[Stored data]
○ ○ ○ ○ ○ ○ ○
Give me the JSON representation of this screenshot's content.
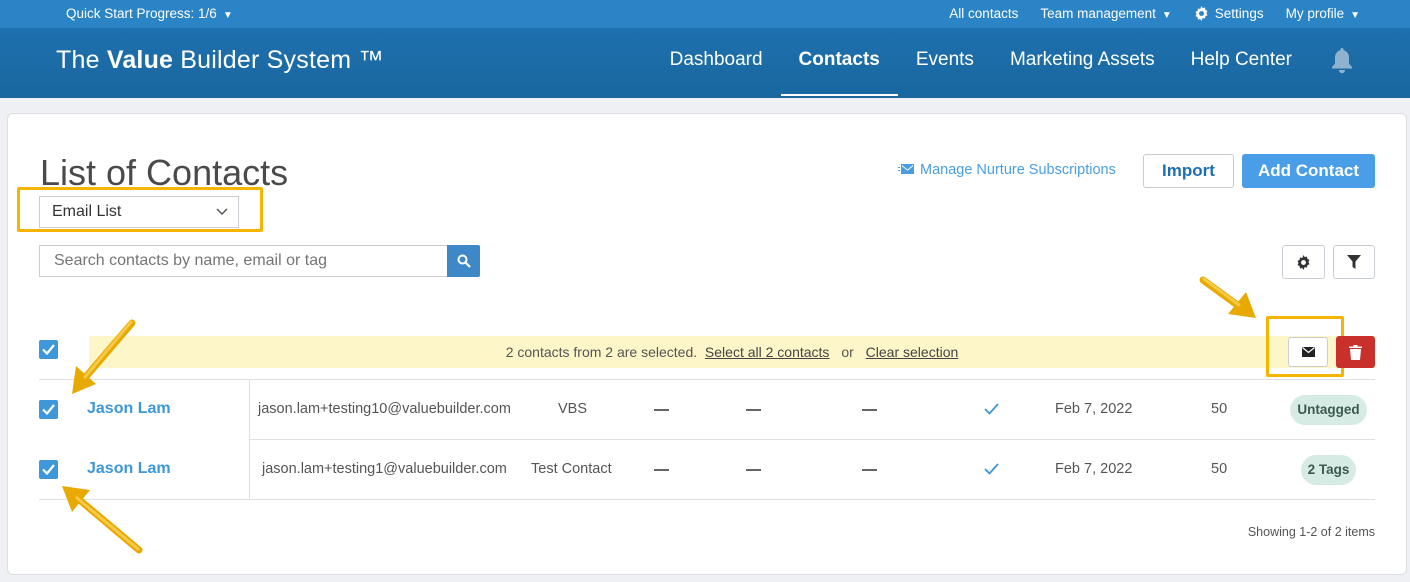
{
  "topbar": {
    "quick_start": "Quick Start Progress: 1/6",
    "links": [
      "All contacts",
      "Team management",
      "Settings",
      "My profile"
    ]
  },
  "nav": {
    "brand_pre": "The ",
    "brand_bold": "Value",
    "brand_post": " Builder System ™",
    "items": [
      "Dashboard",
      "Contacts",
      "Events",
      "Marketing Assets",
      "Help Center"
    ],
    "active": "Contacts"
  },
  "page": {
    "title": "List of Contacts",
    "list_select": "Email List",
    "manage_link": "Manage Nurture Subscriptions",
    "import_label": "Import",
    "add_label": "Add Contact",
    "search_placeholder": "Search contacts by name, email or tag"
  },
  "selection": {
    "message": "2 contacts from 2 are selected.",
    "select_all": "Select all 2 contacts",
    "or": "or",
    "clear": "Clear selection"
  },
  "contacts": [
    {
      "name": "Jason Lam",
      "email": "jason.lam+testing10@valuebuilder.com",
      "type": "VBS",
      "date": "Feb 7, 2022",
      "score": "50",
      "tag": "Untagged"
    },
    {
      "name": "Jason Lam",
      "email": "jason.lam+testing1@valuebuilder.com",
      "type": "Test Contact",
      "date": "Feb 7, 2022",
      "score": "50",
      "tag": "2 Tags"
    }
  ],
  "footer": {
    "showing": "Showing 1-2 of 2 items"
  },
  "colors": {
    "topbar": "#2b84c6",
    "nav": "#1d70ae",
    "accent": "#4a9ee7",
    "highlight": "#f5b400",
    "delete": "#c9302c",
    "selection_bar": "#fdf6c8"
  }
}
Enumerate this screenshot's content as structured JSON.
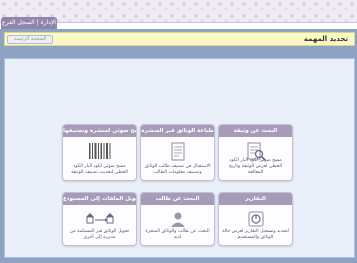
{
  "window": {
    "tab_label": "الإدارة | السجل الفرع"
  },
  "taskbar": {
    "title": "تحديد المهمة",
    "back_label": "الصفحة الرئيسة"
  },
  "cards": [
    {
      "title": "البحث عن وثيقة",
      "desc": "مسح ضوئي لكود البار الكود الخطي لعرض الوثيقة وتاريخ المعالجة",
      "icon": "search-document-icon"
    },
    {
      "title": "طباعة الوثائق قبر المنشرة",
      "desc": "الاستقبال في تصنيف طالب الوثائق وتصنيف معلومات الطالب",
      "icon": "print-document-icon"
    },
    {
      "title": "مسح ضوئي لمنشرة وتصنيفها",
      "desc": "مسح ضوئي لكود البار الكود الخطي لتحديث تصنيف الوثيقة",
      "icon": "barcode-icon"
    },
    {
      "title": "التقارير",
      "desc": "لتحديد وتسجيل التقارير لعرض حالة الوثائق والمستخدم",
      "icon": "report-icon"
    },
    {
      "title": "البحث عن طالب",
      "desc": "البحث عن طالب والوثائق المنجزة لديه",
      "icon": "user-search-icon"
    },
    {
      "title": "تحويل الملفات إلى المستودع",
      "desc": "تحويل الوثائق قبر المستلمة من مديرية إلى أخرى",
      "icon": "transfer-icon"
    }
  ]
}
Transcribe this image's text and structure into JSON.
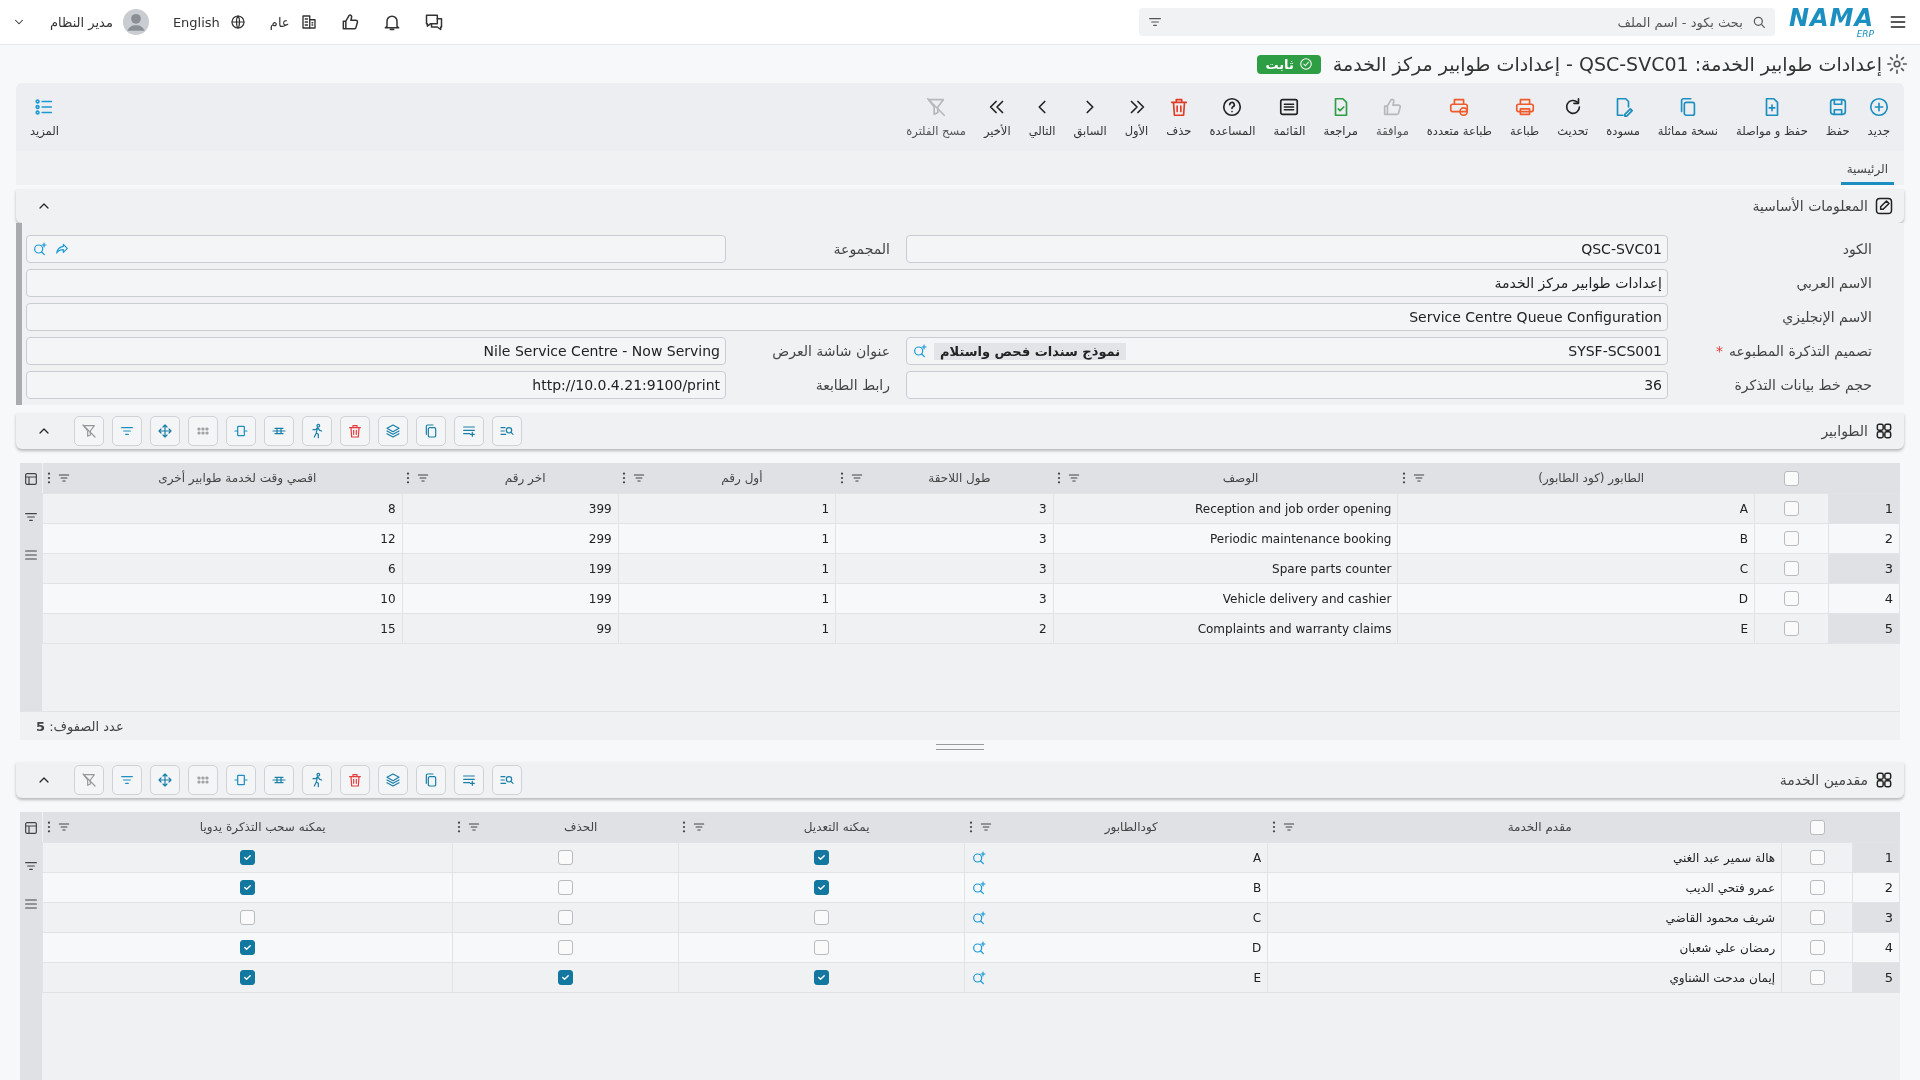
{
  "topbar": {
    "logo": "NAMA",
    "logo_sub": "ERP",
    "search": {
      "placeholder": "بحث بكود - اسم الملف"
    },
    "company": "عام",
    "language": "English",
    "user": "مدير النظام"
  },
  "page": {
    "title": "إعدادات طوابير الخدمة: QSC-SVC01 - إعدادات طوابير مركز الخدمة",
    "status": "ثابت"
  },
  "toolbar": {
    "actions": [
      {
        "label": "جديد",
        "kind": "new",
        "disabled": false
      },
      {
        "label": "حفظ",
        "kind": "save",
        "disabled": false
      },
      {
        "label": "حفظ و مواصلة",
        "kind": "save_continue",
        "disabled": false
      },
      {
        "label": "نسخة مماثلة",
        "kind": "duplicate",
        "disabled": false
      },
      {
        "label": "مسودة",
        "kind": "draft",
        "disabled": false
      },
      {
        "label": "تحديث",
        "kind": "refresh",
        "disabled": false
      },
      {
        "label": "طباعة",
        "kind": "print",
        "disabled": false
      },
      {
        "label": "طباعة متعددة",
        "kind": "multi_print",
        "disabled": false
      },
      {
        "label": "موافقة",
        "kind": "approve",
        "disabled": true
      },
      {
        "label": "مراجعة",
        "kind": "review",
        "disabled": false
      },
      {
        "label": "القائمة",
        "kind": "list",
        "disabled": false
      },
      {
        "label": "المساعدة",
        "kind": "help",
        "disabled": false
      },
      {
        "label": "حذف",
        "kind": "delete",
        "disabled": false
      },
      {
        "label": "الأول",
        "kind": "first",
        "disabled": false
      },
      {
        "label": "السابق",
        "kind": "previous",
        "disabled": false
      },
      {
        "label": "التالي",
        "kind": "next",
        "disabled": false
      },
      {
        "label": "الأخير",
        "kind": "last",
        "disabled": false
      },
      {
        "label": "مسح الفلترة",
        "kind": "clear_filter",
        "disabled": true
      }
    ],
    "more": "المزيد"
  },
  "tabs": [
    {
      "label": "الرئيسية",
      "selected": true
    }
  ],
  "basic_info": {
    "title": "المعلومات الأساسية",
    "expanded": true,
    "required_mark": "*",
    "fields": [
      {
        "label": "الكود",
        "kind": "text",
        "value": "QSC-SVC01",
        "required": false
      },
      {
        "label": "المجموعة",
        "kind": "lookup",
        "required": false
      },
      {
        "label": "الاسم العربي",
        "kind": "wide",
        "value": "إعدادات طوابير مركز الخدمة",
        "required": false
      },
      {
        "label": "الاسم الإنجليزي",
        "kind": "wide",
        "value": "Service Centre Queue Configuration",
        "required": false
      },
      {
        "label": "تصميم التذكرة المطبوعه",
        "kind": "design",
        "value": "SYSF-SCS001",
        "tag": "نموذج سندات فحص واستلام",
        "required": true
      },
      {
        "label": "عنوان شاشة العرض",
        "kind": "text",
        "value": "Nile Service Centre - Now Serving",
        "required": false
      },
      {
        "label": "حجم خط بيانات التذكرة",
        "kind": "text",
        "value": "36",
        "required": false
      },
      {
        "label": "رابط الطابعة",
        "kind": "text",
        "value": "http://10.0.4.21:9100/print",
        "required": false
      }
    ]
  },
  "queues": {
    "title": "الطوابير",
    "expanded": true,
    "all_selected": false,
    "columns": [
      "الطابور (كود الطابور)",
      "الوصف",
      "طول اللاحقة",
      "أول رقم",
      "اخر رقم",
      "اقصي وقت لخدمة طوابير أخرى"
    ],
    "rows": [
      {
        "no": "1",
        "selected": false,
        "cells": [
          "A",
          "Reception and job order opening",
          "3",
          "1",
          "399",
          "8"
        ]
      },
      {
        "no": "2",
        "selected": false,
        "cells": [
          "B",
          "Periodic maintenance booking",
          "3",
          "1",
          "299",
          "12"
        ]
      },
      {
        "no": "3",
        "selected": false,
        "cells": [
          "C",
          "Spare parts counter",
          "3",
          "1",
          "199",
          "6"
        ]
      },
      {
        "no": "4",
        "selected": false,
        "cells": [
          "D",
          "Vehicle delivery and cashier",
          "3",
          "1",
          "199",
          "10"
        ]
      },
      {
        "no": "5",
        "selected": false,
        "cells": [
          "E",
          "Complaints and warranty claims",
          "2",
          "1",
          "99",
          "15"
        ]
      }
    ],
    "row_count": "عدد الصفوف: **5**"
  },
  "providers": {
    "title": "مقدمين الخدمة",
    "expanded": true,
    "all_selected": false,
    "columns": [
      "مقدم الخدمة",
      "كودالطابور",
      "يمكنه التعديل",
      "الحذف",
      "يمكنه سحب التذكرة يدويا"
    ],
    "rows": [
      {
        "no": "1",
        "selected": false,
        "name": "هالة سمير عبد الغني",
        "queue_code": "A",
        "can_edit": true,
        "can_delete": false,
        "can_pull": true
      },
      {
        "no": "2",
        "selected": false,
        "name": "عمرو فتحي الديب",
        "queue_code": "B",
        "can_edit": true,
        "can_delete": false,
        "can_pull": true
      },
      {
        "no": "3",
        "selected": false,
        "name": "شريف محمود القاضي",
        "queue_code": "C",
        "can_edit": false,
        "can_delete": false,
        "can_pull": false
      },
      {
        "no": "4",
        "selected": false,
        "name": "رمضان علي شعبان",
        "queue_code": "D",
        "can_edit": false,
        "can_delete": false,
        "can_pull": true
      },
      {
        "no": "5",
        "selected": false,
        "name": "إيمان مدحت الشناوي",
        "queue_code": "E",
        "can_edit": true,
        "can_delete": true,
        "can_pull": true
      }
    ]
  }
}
○ ○ ○ ○ ○ ○ ○
Direction →
Return a copy of every line that includes the word "التذكرة".

Result for this exercise →
        "label": "تصميم التذكرة المطبوعه",
        "label": "حجم خط بيانات التذكرة",
      "يمكنه سحب التذكرة يدويا"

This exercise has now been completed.